Task description: How many lines in the listing below include the word "title"? Answer with the number and nothing else.

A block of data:

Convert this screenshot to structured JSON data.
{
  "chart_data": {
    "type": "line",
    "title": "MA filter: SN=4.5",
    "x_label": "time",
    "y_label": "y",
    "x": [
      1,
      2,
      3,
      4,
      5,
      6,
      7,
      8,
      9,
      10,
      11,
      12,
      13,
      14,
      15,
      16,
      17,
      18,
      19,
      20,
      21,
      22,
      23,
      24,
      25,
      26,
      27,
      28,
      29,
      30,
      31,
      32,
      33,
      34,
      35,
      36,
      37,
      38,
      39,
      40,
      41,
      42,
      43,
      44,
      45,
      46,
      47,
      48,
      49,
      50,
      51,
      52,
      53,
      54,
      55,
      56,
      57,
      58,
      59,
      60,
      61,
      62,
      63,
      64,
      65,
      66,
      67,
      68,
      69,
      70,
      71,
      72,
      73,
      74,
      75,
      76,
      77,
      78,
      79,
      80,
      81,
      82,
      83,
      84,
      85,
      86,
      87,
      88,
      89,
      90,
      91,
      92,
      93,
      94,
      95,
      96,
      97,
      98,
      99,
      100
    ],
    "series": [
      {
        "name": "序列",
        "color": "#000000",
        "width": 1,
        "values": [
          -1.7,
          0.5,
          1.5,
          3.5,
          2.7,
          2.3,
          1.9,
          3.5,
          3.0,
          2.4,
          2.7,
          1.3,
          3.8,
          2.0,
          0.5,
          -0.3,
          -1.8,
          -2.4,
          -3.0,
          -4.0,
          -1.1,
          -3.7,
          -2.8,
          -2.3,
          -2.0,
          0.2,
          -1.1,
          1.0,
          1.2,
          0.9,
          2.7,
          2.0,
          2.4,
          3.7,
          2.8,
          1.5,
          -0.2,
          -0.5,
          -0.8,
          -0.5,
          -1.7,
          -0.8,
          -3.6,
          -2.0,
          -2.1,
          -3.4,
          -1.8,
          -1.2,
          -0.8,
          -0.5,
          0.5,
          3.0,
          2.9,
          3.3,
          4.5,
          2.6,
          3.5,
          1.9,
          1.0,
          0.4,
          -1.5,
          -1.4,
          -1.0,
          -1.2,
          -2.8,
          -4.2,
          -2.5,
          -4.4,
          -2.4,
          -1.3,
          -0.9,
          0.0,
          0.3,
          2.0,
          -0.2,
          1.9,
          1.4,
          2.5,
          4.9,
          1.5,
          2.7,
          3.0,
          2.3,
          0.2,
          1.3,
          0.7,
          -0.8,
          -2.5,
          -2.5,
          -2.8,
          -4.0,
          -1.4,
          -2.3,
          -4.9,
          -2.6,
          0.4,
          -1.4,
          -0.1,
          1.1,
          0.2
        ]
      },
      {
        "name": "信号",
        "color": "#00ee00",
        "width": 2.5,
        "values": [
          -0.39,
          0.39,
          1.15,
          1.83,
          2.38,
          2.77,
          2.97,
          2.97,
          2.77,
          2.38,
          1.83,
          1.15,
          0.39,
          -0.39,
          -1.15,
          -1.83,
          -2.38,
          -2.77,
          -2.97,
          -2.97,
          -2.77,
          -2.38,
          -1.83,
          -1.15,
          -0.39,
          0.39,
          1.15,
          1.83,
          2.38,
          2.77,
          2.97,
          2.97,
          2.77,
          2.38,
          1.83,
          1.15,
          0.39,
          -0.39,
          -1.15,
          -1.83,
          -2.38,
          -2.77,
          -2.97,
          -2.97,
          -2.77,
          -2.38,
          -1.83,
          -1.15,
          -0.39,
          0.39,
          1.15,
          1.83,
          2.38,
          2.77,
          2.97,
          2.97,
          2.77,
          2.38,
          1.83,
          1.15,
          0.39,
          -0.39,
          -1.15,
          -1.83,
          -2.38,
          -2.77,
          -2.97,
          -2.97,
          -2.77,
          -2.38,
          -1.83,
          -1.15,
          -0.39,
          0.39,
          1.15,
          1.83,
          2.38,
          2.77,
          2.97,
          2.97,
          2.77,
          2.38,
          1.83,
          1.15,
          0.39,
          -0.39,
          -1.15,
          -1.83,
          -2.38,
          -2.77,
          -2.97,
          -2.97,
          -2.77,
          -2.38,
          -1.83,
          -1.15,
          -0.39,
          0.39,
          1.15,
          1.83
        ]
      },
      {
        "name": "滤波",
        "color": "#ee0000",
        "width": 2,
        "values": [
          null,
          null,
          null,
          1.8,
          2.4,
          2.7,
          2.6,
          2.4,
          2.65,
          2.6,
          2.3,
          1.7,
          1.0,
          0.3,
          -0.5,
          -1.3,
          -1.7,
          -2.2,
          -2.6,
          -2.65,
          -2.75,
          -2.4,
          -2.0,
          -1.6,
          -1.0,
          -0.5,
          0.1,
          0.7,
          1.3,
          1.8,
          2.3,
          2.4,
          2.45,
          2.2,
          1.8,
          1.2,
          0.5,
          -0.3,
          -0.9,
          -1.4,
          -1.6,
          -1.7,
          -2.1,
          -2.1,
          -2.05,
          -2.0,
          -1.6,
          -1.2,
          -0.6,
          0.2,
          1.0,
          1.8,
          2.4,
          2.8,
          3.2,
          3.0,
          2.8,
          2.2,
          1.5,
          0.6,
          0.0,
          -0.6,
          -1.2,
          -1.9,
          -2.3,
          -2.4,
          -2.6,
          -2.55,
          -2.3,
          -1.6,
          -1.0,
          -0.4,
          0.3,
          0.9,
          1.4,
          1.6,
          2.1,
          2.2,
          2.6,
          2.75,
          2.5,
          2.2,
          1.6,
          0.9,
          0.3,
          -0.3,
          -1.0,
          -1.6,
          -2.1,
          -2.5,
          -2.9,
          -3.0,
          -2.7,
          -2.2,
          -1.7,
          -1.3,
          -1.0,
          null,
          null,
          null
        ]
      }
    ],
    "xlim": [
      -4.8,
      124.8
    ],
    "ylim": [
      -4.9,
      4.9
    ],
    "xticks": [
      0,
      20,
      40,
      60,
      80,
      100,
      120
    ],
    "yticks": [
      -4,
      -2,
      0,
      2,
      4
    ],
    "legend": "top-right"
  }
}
---
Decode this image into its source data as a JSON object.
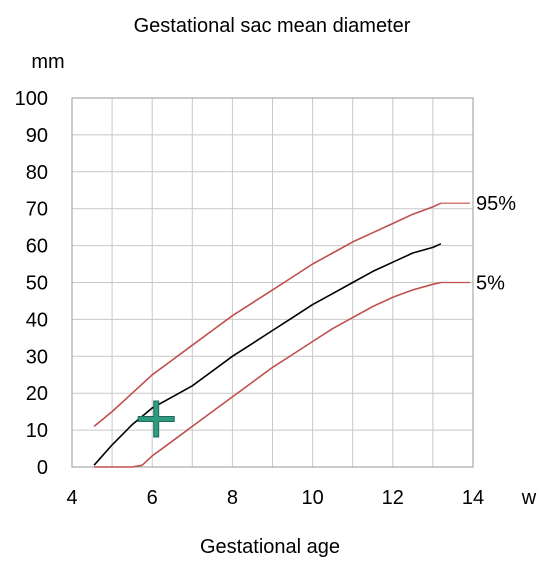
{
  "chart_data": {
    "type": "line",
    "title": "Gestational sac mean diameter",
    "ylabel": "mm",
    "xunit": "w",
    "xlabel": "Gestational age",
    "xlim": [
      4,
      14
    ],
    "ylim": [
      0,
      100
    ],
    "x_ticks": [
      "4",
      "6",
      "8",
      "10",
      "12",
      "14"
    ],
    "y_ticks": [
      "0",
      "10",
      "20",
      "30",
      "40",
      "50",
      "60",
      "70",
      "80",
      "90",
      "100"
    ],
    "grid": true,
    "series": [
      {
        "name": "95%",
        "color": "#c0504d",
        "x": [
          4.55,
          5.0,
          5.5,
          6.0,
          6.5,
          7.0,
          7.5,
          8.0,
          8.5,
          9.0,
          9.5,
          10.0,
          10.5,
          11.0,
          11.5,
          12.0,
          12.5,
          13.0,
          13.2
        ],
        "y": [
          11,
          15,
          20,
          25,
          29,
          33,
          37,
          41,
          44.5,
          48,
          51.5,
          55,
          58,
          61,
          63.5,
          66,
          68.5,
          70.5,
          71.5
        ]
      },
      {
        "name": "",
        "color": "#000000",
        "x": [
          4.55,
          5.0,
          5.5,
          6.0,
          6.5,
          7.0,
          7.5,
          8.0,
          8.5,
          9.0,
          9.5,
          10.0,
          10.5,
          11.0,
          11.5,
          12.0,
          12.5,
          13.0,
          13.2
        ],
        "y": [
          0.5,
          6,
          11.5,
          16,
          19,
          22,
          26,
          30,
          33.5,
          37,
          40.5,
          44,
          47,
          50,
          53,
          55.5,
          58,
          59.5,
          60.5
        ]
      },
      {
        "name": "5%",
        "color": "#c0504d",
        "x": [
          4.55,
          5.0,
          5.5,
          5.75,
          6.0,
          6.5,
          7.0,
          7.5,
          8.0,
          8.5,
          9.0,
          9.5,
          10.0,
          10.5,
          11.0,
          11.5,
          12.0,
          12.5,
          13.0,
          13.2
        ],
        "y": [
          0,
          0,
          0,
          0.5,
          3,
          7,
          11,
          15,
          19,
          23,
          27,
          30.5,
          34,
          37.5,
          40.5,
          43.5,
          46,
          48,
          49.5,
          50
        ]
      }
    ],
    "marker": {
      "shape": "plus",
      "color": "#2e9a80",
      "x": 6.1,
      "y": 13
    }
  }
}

The completed task: 2